Stated problem: Return each line containing the string "lágrimas".

Task inputs:
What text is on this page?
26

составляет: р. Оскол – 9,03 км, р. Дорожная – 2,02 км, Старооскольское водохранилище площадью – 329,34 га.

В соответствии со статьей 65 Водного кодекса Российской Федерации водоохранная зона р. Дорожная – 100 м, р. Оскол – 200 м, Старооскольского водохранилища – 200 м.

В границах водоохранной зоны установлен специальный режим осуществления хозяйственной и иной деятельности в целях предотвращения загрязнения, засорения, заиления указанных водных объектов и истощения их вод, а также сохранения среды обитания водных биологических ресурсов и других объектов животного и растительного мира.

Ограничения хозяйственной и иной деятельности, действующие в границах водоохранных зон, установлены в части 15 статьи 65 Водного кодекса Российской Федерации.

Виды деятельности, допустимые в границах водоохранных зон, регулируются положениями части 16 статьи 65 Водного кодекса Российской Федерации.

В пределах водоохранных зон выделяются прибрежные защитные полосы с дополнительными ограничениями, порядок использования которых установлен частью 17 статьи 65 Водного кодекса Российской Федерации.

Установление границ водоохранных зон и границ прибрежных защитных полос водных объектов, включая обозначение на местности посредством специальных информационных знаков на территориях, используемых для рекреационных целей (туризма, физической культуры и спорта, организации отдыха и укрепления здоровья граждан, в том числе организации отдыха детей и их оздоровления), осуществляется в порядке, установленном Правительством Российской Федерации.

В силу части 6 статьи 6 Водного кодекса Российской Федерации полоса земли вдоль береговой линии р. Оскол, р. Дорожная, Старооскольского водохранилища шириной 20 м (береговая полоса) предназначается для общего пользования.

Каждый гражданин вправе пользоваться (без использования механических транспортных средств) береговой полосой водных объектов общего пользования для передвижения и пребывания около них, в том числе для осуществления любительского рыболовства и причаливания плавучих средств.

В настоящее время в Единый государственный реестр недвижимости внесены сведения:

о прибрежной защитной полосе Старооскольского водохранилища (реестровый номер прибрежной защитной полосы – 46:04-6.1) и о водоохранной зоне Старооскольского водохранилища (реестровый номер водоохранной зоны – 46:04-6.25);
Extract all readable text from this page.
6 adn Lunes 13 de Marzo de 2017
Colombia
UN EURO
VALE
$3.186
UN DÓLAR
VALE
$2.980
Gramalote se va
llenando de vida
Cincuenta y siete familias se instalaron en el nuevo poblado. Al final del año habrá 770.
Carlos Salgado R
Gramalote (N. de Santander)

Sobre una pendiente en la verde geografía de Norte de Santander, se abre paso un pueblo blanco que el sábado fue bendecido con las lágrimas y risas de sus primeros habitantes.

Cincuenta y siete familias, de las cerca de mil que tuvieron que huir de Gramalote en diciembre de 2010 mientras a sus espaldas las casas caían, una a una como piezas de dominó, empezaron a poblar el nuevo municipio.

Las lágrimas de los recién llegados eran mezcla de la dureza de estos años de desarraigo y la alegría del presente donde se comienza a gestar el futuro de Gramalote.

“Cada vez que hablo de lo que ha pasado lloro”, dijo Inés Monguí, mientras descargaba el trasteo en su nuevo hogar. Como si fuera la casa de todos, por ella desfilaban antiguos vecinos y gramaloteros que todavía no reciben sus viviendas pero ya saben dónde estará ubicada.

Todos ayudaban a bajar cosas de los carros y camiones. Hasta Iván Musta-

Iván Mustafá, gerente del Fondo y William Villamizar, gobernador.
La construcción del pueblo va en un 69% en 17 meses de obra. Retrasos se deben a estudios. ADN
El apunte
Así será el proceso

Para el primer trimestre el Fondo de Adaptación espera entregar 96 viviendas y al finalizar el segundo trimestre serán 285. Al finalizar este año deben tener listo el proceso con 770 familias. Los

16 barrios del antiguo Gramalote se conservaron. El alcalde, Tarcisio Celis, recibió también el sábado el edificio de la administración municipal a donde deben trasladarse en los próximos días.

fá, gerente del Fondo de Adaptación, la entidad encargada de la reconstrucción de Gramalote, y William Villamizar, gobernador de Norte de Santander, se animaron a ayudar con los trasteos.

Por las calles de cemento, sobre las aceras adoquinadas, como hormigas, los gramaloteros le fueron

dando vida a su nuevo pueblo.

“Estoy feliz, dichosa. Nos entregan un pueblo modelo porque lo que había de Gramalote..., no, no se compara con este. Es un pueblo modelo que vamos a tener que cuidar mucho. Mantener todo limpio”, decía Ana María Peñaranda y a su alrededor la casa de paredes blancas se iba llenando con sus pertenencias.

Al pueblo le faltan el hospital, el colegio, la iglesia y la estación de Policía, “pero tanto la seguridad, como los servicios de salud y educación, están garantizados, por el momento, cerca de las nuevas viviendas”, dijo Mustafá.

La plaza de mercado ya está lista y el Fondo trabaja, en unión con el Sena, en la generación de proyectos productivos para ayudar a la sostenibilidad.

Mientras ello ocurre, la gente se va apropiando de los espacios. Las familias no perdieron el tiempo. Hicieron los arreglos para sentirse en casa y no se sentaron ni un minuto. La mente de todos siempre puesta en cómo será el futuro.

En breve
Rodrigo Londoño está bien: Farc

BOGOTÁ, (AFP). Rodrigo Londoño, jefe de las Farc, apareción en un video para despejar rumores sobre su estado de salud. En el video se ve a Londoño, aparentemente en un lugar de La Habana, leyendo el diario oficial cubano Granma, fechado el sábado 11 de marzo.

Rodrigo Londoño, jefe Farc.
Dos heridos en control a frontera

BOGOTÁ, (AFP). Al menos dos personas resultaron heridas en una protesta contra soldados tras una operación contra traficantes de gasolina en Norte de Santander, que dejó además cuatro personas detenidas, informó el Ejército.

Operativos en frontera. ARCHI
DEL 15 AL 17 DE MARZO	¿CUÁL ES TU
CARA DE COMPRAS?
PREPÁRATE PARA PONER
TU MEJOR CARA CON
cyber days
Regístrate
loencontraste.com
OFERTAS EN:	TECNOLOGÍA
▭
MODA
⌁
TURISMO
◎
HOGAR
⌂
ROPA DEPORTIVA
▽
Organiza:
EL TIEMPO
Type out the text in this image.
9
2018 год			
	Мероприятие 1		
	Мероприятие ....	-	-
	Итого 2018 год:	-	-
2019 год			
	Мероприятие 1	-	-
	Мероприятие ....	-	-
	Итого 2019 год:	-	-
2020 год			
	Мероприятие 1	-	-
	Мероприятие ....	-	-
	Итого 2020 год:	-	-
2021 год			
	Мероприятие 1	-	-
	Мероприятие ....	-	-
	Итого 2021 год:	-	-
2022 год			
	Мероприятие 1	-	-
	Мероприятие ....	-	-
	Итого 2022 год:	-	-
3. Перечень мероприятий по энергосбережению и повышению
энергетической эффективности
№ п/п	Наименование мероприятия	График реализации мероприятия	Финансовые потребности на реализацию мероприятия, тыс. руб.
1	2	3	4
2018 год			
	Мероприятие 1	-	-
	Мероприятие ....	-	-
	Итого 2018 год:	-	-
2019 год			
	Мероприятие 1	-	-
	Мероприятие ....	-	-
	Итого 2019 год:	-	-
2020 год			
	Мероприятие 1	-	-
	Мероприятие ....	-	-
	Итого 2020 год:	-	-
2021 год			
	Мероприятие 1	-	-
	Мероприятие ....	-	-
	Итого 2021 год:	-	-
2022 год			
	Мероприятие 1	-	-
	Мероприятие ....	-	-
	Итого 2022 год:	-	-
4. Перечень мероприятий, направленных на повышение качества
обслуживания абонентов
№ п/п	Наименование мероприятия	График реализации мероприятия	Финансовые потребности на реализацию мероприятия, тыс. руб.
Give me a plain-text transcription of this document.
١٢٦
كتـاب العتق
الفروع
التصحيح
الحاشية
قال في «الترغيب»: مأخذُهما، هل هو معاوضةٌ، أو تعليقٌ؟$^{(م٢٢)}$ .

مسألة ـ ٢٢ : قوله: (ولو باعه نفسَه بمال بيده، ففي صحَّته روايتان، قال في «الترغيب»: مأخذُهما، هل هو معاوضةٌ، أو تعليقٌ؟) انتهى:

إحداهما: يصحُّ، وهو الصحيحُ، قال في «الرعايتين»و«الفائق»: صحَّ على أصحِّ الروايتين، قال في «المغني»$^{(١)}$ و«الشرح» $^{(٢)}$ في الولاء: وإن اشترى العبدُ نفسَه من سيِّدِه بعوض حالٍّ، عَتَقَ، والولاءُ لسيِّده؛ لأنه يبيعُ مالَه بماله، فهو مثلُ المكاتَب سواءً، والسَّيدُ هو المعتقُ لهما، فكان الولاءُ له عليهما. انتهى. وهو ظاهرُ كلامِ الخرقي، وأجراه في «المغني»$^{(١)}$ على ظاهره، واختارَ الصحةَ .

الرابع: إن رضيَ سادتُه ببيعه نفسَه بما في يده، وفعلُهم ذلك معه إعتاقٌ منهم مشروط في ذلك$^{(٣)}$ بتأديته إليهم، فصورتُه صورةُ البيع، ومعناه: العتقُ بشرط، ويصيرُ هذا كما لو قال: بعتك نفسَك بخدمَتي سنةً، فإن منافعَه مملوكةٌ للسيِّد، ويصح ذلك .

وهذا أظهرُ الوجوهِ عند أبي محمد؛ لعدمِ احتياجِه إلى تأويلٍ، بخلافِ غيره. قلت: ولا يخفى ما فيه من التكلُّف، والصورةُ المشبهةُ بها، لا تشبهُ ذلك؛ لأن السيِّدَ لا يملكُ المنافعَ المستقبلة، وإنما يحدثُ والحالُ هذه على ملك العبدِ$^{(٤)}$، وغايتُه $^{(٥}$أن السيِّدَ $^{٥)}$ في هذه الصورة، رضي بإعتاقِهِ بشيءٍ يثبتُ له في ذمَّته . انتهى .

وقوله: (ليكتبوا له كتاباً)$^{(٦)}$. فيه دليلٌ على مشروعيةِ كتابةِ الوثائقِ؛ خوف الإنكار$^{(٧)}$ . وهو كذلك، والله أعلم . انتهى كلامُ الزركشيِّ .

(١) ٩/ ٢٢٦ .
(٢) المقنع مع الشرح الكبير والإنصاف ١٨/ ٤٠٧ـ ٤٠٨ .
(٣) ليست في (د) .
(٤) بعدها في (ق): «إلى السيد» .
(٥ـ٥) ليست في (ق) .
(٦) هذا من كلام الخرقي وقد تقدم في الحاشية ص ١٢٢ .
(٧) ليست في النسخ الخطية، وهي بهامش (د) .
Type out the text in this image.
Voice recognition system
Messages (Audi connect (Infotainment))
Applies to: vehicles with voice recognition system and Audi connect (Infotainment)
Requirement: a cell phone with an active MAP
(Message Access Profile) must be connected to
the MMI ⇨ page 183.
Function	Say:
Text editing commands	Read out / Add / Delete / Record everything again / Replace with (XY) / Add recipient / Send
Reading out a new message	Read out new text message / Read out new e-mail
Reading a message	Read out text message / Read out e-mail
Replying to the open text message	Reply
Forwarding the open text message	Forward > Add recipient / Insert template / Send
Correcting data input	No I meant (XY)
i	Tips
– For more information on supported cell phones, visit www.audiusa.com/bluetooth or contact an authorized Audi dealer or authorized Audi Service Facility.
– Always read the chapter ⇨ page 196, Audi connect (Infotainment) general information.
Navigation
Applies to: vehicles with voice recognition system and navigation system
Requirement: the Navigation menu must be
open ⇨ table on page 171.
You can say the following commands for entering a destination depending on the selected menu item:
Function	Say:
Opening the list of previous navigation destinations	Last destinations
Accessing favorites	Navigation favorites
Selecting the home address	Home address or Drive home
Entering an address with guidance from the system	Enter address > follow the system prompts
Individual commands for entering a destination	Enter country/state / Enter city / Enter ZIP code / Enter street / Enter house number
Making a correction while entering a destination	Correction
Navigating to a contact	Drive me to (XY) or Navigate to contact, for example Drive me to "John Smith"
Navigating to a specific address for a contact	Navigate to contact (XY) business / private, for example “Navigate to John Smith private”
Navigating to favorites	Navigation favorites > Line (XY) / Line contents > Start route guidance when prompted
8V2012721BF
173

Answer for the task:
Sobre una pendiente en la verde geografía de Norte de Santander, se abre paso un pueblo blanco que el sábado fue bendecido con las lágrimas y risas de sus primeros habitantes.
Las lágrimas de los recién llegados eran mezcla de la dureza de estos años de desarraigo y la alegría del presente donde se comienza a gestar el futuro de Gramalote.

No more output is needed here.